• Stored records
:::::
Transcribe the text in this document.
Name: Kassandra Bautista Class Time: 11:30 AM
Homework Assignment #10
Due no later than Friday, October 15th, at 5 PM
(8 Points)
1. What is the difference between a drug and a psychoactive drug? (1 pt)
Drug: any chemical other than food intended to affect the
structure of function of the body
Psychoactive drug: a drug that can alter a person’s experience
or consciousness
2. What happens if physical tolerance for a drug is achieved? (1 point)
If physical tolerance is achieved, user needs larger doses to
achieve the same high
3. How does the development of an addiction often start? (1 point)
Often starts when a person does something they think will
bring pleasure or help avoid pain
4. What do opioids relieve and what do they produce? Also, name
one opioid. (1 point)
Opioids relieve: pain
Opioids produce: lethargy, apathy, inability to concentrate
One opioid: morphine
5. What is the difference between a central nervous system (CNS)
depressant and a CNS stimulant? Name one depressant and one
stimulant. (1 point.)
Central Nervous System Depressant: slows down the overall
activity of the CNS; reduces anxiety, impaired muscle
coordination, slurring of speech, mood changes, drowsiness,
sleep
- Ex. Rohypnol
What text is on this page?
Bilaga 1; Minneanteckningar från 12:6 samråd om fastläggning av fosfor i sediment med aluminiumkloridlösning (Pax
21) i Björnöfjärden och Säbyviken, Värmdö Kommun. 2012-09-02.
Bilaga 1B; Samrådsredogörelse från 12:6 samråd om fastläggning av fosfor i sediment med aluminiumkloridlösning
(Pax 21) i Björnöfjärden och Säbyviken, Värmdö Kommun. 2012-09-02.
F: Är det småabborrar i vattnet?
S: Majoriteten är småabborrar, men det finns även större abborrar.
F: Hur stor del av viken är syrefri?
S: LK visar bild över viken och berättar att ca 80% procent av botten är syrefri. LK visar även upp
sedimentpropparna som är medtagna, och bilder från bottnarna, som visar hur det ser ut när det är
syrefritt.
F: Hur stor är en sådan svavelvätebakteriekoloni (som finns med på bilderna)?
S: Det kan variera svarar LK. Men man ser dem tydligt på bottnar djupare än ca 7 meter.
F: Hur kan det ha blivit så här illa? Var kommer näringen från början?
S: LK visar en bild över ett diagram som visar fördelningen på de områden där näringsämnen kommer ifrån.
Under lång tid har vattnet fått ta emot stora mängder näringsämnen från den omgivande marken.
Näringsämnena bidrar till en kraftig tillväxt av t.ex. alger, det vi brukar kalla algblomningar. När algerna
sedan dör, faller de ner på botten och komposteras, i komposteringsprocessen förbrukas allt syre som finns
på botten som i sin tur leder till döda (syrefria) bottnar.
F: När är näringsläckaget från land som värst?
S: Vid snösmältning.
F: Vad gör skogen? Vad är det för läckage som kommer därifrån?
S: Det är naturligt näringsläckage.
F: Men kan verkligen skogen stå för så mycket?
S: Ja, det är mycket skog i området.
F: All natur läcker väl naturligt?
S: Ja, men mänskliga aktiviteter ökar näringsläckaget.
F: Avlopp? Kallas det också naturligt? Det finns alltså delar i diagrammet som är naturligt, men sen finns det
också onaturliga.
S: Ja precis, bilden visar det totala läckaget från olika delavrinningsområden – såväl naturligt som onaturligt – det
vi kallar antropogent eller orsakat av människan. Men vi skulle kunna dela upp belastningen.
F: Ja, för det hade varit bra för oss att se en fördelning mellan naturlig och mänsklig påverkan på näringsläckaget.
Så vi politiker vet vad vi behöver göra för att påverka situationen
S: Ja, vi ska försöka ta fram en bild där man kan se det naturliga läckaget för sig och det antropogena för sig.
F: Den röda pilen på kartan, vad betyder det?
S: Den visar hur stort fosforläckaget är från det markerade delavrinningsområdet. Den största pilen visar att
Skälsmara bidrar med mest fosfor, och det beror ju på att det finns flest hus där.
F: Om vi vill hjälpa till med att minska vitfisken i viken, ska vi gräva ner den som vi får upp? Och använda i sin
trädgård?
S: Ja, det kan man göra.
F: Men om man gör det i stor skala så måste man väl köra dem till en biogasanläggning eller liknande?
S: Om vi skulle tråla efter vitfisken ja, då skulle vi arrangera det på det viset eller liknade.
:::::
• AIM OF THE TASK
Copy each line in the data that holds the word "stimulant".

• OUTPUT
depressant and a CNS stimulant? Name one depressant and one
stimulant. (1 point.)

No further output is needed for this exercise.